* **Provided passage**

The basic joke behind Team America needs no explanation to anyone familiar with the beloved 60s TV series, Thunderbirds. Anyone else is bound to be thoroughly puzzled by Parker and Stone’s decision to do a cheesy puppet movie. But they’ll probably laugh too, when not cringing in disgust.

The very existence of Team America: World Police is itself a devastating critique of standard Hollywood filmmaking. An abysmal major-studio Thunderbirds movie appeared this summer, inexplicably done in live action (“I guess because the stories were so great,” Parker sniped in a recent interview). Now along come independents Parker and Stone to show them how it’s done.

Tangled lines

The determinedly standard-issue plot tells of a crack anti-terrorist team that circles the world fighting Osama Bin Laden look-alikes while generally destroying every famous landmark they encounter. Team America: World Police takes full advantage of the heavy fromage factor that makes Thunderbird reruns so entertaining. The filmmakers coax unforgettable performances out of their stringed plastic thespians, tangled up in romantic difficulties and the constant struggle to keep at least one foot on the ground while walking.

* **Supplied data**

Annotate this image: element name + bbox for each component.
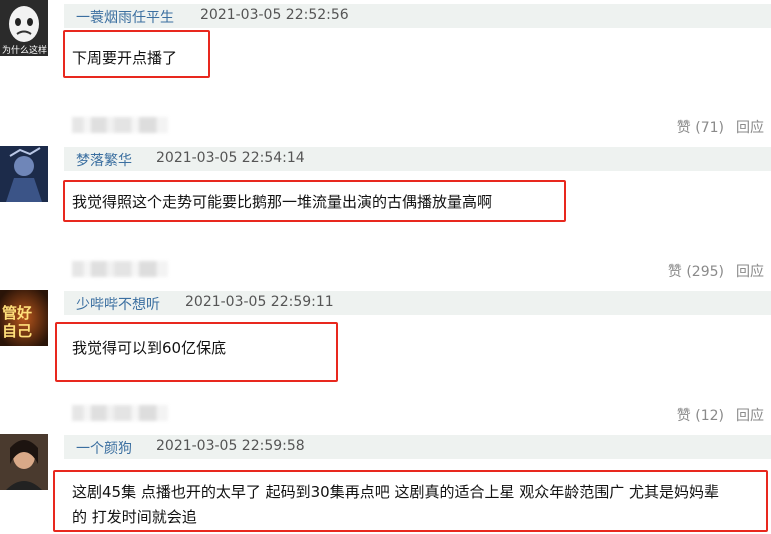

* **Your task**
Please decide whether each statement below agrees with the Team America review. Answer yes or no for each, and quote the words from the review that settle it.
1. The Thunderbirds movie that came out this summer was made in live action.
2. In the plot, the team protects the famous landmarks it comes across.
3. Parker and Stone are described as working for a major studio.

* **Solution for this task**
1. Yes: "inexplicably done in live action"
2. No: "generally destroying every famous landmark they encounter"
3. No: "Now along come independents Parker and Stone"